(begin)

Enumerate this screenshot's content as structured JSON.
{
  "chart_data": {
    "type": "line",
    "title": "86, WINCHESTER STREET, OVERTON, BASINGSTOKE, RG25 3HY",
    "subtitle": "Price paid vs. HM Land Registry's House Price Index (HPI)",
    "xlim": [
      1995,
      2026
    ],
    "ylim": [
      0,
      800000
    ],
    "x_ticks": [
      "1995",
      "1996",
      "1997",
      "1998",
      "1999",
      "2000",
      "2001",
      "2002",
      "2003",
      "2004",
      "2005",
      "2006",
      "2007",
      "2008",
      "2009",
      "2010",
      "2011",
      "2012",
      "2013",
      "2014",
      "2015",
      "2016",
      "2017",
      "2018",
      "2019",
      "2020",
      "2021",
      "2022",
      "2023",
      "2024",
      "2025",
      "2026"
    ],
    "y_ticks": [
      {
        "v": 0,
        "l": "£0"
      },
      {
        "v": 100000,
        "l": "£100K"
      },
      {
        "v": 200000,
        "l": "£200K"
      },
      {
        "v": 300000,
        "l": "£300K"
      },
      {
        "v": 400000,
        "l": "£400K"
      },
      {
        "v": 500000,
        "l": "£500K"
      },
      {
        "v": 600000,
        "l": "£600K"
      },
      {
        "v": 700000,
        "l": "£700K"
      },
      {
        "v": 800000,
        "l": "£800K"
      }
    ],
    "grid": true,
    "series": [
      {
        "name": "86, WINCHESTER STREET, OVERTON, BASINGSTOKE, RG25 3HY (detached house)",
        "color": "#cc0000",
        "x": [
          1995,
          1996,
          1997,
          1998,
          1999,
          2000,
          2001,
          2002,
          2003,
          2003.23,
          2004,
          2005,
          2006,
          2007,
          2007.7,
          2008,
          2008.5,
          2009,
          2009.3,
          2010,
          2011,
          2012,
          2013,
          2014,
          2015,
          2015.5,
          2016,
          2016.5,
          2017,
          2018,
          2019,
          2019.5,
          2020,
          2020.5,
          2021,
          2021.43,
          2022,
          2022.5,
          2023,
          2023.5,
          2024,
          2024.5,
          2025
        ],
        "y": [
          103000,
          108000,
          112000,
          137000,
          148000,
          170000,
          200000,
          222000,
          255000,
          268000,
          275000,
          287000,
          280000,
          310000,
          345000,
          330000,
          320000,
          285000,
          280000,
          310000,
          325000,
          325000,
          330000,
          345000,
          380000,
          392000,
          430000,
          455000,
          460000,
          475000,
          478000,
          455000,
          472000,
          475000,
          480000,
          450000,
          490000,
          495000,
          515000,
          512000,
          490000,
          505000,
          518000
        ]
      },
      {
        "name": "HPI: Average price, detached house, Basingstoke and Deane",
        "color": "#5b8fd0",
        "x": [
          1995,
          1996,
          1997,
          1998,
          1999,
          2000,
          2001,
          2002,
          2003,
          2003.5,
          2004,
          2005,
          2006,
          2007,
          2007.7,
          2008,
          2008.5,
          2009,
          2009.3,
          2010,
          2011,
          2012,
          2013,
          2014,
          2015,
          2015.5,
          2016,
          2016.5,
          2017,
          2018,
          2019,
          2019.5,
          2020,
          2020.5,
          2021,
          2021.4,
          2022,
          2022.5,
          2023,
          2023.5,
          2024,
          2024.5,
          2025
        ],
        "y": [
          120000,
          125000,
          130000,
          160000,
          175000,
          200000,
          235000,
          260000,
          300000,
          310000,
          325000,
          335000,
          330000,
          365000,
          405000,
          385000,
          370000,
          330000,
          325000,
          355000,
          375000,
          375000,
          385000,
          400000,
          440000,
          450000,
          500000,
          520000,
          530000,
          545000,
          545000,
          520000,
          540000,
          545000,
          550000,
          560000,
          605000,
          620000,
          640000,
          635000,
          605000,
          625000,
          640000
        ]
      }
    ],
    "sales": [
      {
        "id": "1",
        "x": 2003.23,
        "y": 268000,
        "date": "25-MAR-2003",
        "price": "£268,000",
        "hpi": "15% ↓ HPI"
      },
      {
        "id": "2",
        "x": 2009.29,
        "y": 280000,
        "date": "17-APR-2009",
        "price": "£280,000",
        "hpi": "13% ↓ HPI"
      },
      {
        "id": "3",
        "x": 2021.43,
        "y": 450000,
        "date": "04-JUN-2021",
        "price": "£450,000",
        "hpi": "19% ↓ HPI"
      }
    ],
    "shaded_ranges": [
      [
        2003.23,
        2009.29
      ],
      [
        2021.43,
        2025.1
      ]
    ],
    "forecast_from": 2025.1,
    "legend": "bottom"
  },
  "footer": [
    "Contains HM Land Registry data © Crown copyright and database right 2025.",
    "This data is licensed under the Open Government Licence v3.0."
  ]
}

(end)

#### STATED EXERCISE:
Return all of the data exactly as it reads.

#### COMPLETE ANSWER:
Enumerate this screenshot's content as structured JSON.
{
  "chart_data": {
    "type": "line",
    "title": "86, WINCHESTER STREET, OVERTON, BASINGSTOKE, RG25 3HY",
    "subtitle": "Price paid vs. HM Land Registry's House Price Index (HPI)",
    "xlim": [
      1995,
      2026
    ],
    "ylim": [
      0,
      800000
    ],
    "x_ticks": [
      "1995",
      "1996",
      "1997",
      "1998",
      "1999",
      "2000",
      "2001",
      "2002",
      "2003",
      "2004",
      "2005",
      "2006",
      "2007",
      "2008",
      "2009",
      "2010",
      "2011",
      "2012",
      "2013",
      "2014",
      "2015",
      "2016",
      "2017",
      "2018",
      "2019",
      "2020",
      "2021",
      "2022",
      "2023",
      "2024",
      "2025",
      "2026"
    ],
    "y_ticks": [
      {
        "v": 0,
        "l": "£0"
      },
      {
        "v": 100000,
        "l": "£100K"
      },
      {
        "v": 200000,
        "l": "£200K"
      },
      {
        "v": 300000,
        "l": "£300K"
      },
      {
        "v": 400000,
        "l": "£400K"
      },
      {
        "v": 500000,
        "l": "£500K"
      },
      {
        "v": 600000,
        "l": "£600K"
      },
      {
        "v": 700000,
        "l": "£700K"
      },
      {
        "v": 800000,
        "l": "£800K"
      }
    ],
    "grid": true,
    "series": [
      {
        "name": "86, WINCHESTER STREET, OVERTON, BASINGSTOKE, RG25 3HY (detached house)",
        "color": "#cc0000",
        "x": [
          1995,
          1996,
          1997,
          1998,
          1999,
          2000,
          2001,
          2002,
          2003,
          2003.23,
          2004,
          2005,
          2006,
          2007,
          2007.7,
          2008,
          2008.5,
          2009,
          2009.3,
          2010,
          2011,
          2012,
          2013,
          2014,
          2015,
          2015.5,
          2016,
          2016.5,
          2017,
          2018,
          2019,
          2019.5,
          2020,
          2020.5,
          2021,
          2021.43,
          2022,
          2022.5,
          2023,
          2023.5,
          2024,
          2024.5,
          2025
        ],
        "y": [
          103000,
          108000,
          112000,
          137000,
          148000,
          170000,
          200000,
          222000,
          255000,
          268000,
          275000,
          287000,
          280000,
          310000,
          345000,
          330000,
          320000,
          285000,
          280000,
          310000,
          325000,
          325000,
          330000,
          345000,
          380000,
          392000,
          430000,
          455000,
          460000,
          475000,
          478000,
          455000,
          472000,
          475000,
          480000,
          450000,
          490000,
          495000,
          515000,
          512000,
          490000,
          505000,
          518000
        ]
      },
      {
        "name": "HPI: Average price, detached house, Basingstoke and Deane",
        "color": "#5b8fd0",
        "x": [
          1995,
          1996,
          1997,
          1998,
          1999,
          2000,
          2001,
          2002,
          2003,
          2003.5,
          2004,
          2005,
          2006,
          2007,
          2007.7,
          2008,
          2008.5,
          2009,
          2009.3,
          2010,
          2011,
          2012,
          2013,
          2014,
          2015,
          2015.5,
          2016,
          2016.5,
          2017,
          2018,
          2019,
          2019.5,
          2020,
          2020.5,
          2021,
          2021.4,
          2022,
          2022.5,
          2023,
          2023.5,
          2024,
          2024.5,
          2025
        ],
        "y": [
          120000,
          125000,
          130000,
          160000,
          175000,
          200000,
          235000,
          260000,
          300000,
          310000,
          325000,
          335000,
          330000,
          365000,
          405000,
          385000,
          370000,
          330000,
          325000,
          355000,
          375000,
          375000,
          385000,
          400000,
          440000,
          450000,
          500000,
          520000,
          530000,
          545000,
          545000,
          520000,
          540000,
          545000,
          550000,
          560000,
          605000,
          620000,
          640000,
          635000,
          605000,
          625000,
          640000
        ]
      }
    ],
    "sales": [
      {
        "id": "1",
        "x": 2003.23,
        "y": 268000,
        "date": "25-MAR-2003",
        "price": "£268,000",
        "hpi": "15% ↓ HPI"
      },
      {
        "id": "2",
        "x": 2009.29,
        "y": 280000,
        "date": "17-APR-2009",
        "price": "£280,000",
        "hpi": "13% ↓ HPI"
      },
      {
        "id": "3",
        "x": 2021.43,
        "y": 450000,
        "date": "04-JUN-2021",
        "price": "£450,000",
        "hpi": "19% ↓ HPI"
      }
    ],
    "shaded_ranges": [
      [
        2003.23,
        2009.29
      ],
      [
        2021.43,
        2025.1
      ]
    ],
    "forecast_from": 2025.1,
    "legend": "bottom"
  },
  "footer": [
    "Contains HM Land Registry data © Crown copyright and database right 2025.",
    "This data is licensed under the Open Government Licence v3.0."
  ]
}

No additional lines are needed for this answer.